## ARTICLE
* start *

Overloading the Curricular Cart
Posted on | May 24, 2008 | 1 Comment
I used the short piece of video above in my talk to a diverse group of Scottish educationists at Stirling Management Centre on Thursday to illustrate a point about curriculum overload. If the Curriculum for Excellence can be implemented on the basis of its original aims, we have a chance in Scotland to begin to separate curriculum from content, to remove all the superfluous bales and sacks that have overloaded the curricular cart for so long, and, of course, to start to return control of their own educational destinies to teachers and learners.
Unfortunately, I see too many signs that, while the donkey pulling the cart hangs forlornly between the shafts as the bales and sacks are thrown off the cart, there are a number of asses at the back desperately piling all the bales and sacks back onto the cart. From those who fetishize their own subject disciplines to those who cannot envisage a school system without screeds of pointless planning, recording, evaluation and bureaucracy, the cart is being re-loaded as quickly as it is being emptied.

* end *

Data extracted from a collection
* start *

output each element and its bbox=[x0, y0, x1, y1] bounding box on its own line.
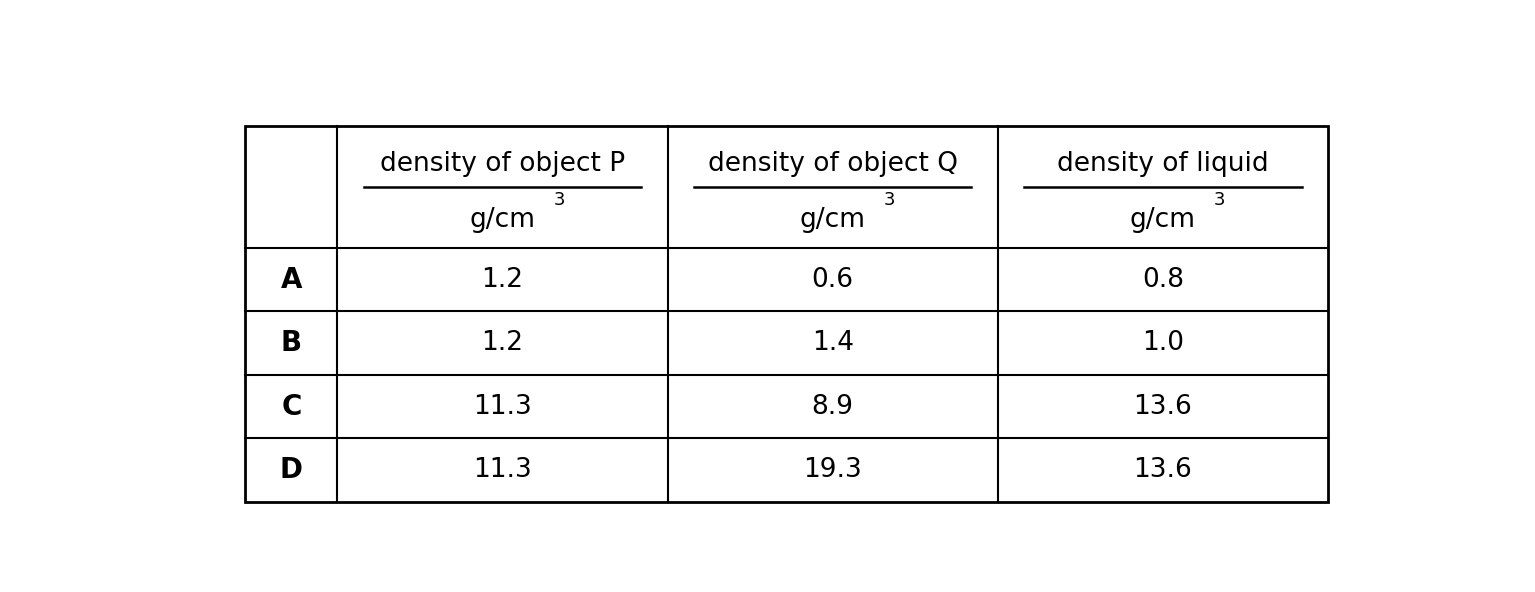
Text: C: C bbox=[281, 392, 301, 421]
Text: D: D bbox=[279, 456, 302, 484]
Text: 11.3: 11.3 bbox=[473, 394, 533, 420]
Text: g/cm: g/cm bbox=[800, 207, 866, 233]
Text: 3: 3 bbox=[554, 191, 565, 209]
Text: density of object P: density of object P bbox=[381, 151, 625, 177]
Text: 13.6: 13.6 bbox=[1133, 394, 1193, 420]
Text: density of liquid: density of liquid bbox=[1058, 151, 1269, 177]
Text: 3: 3 bbox=[884, 191, 895, 209]
Text: 1.2: 1.2 bbox=[482, 266, 523, 292]
Text: 0.6: 0.6 bbox=[812, 266, 853, 292]
Text: 11.3: 11.3 bbox=[473, 457, 533, 483]
Text: g/cm: g/cm bbox=[1130, 207, 1196, 233]
Text: 3: 3 bbox=[1214, 191, 1225, 209]
Bar bbox=[246, 126, 1328, 502]
Text: density of object Q: density of object Q bbox=[708, 151, 958, 177]
Text: 8.9: 8.9 bbox=[812, 394, 853, 420]
Text: 1.0: 1.0 bbox=[1142, 330, 1183, 356]
Text: 1.4: 1.4 bbox=[812, 330, 853, 356]
Text: B: B bbox=[281, 329, 302, 357]
Text: 13.6: 13.6 bbox=[1133, 457, 1193, 483]
Text: g/cm: g/cm bbox=[470, 207, 536, 233]
Text: 19.3: 19.3 bbox=[803, 457, 863, 483]
Text: A: A bbox=[281, 266, 302, 294]
Text: 0.8: 0.8 bbox=[1142, 266, 1183, 292]
Text: 1.2: 1.2 bbox=[482, 330, 523, 356]
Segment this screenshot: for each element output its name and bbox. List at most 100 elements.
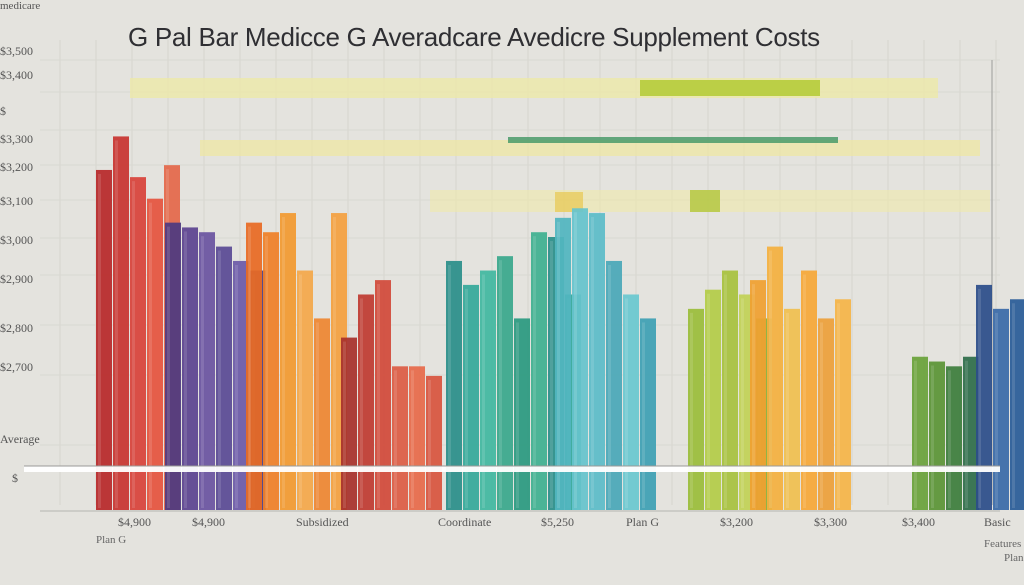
bar-highlight bbox=[218, 250, 221, 508]
bar bbox=[750, 280, 766, 510]
x-sub-label: Plan G bbox=[96, 534, 127, 546]
x-sub-label: Plan bbox=[1004, 552, 1024, 564]
y-tick-label: $2,700 bbox=[0, 360, 33, 374]
bar bbox=[463, 284, 479, 510]
bar-highlight bbox=[428, 379, 431, 508]
bar-highlight bbox=[533, 236, 536, 509]
bar bbox=[688, 308, 704, 510]
x-axis-label: $3,300 bbox=[814, 515, 847, 529]
bar bbox=[767, 246, 783, 510]
y-tick-label: $ bbox=[12, 471, 18, 485]
bar bbox=[784, 308, 800, 510]
y-tick-label: Average bbox=[0, 432, 40, 446]
bar-highlight bbox=[803, 274, 806, 508]
highlight-band bbox=[640, 80, 820, 96]
highlight-band bbox=[690, 190, 720, 212]
bar-highlight bbox=[184, 231, 187, 508]
bar-highlight bbox=[201, 236, 204, 509]
x-axis-label: $3,400 bbox=[902, 515, 935, 529]
y-tick-label: $3,500 bbox=[0, 44, 33, 58]
bar bbox=[233, 260, 249, 510]
bar bbox=[835, 299, 851, 510]
bar-highlight bbox=[132, 181, 135, 508]
average-line bbox=[24, 466, 1000, 472]
corner-label: medicare bbox=[0, 0, 41, 12]
bar-highlight bbox=[149, 202, 152, 508]
bar bbox=[446, 260, 462, 510]
bar bbox=[409, 366, 425, 510]
bar bbox=[216, 246, 232, 510]
bar-highlight bbox=[931, 365, 934, 508]
bar-highlight bbox=[235, 264, 238, 508]
bar-highlight bbox=[625, 298, 628, 508]
chart-title: G Pal Bar Medicce G Averadcare Avedicre … bbox=[128, 22, 820, 52]
highlight-band bbox=[555, 192, 583, 212]
bar-highlight bbox=[707, 293, 710, 508]
bar bbox=[113, 136, 129, 510]
bar-highlight bbox=[265, 236, 268, 509]
bar-highlight bbox=[550, 241, 553, 508]
highlight-band bbox=[200, 140, 980, 156]
bar-highlight bbox=[837, 303, 840, 508]
bar bbox=[993, 308, 1009, 510]
y-tick-label: $3,100 bbox=[0, 194, 33, 208]
bar-highlight bbox=[741, 298, 744, 508]
bar-highlight bbox=[724, 274, 727, 508]
bar-highlight bbox=[769, 250, 772, 508]
highlight-band bbox=[508, 137, 838, 143]
bar bbox=[182, 227, 198, 510]
bar bbox=[375, 280, 391, 510]
bar bbox=[147, 198, 163, 510]
bar-highlight bbox=[167, 226, 170, 508]
bar-highlight bbox=[965, 360, 968, 508]
bar bbox=[555, 217, 571, 510]
bar-highlight bbox=[978, 288, 981, 508]
bar-highlight bbox=[377, 284, 380, 508]
y-tick-label: $2,800 bbox=[0, 321, 33, 335]
bar-highlight bbox=[411, 370, 414, 508]
bar-highlight bbox=[752, 284, 755, 508]
bar bbox=[818, 318, 834, 510]
bar-highlight bbox=[574, 212, 577, 508]
bar-highlight bbox=[448, 264, 451, 508]
x-axis-label: $5,250 bbox=[541, 515, 574, 529]
bar bbox=[314, 318, 330, 510]
bar bbox=[531, 232, 547, 511]
bar bbox=[929, 361, 945, 510]
bar bbox=[572, 208, 588, 510]
bar bbox=[297, 270, 313, 510]
x-sub-label: Features bbox=[984, 538, 1022, 550]
bar bbox=[946, 366, 962, 510]
bar bbox=[280, 213, 296, 511]
bar bbox=[199, 232, 215, 511]
bar-highlight bbox=[914, 360, 917, 508]
bar-highlight bbox=[115, 140, 118, 508]
bar-highlight bbox=[299, 274, 302, 508]
bar-highlight bbox=[820, 322, 823, 508]
bar-highlight bbox=[557, 221, 560, 508]
bar-highlight bbox=[316, 322, 319, 508]
bar-highlight bbox=[465, 288, 468, 508]
x-axis-label: $4,900 bbox=[118, 515, 151, 529]
y-tick-label: $ bbox=[0, 104, 6, 118]
bar bbox=[246, 222, 262, 510]
x-axis-label: Plan G bbox=[626, 515, 659, 529]
y-tick-label: $2,900 bbox=[0, 272, 33, 286]
bar-highlight bbox=[98, 173, 101, 508]
bar-highlight bbox=[642, 322, 645, 508]
bar bbox=[165, 222, 181, 510]
y-tick-label: $3,000 bbox=[0, 233, 33, 247]
bar-highlight bbox=[360, 298, 363, 508]
bar bbox=[96, 169, 112, 510]
bar bbox=[426, 375, 442, 510]
bar-highlight bbox=[786, 312, 789, 508]
bar-highlight bbox=[608, 264, 611, 508]
bar-highlight bbox=[282, 217, 285, 509]
y-tick-label: $3,200 bbox=[0, 160, 33, 174]
x-axis-label: Coordinate bbox=[438, 515, 492, 529]
bar bbox=[480, 270, 496, 510]
bar bbox=[623, 294, 639, 510]
axis-ticks bbox=[24, 465, 1000, 512]
bar bbox=[1010, 299, 1024, 510]
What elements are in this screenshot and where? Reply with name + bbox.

* end *

## OBJECTIVE
Reproduce the passage of the blog post on curriculum overload starting at "Unfortunately, I see" and ending at "is being emptied.", replacing "donkey" with "mule". The listing was drawn from a separate source.

## TASK OUTPUT
Unfortunately, I see too many signs that, while the mule pulling the cart hangs forlornly between the shafts as the bales and sacks are thrown off the cart, there are a number of asses at the back desperately piling all the bales and sacks back onto the cart. From those who fetishize their own subject disciplines to those who cannot envisage a school system without screeds of pointless planning, recording, evaluation and bureaucracy, the cart is being re-loaded as quickly as it is being emptied.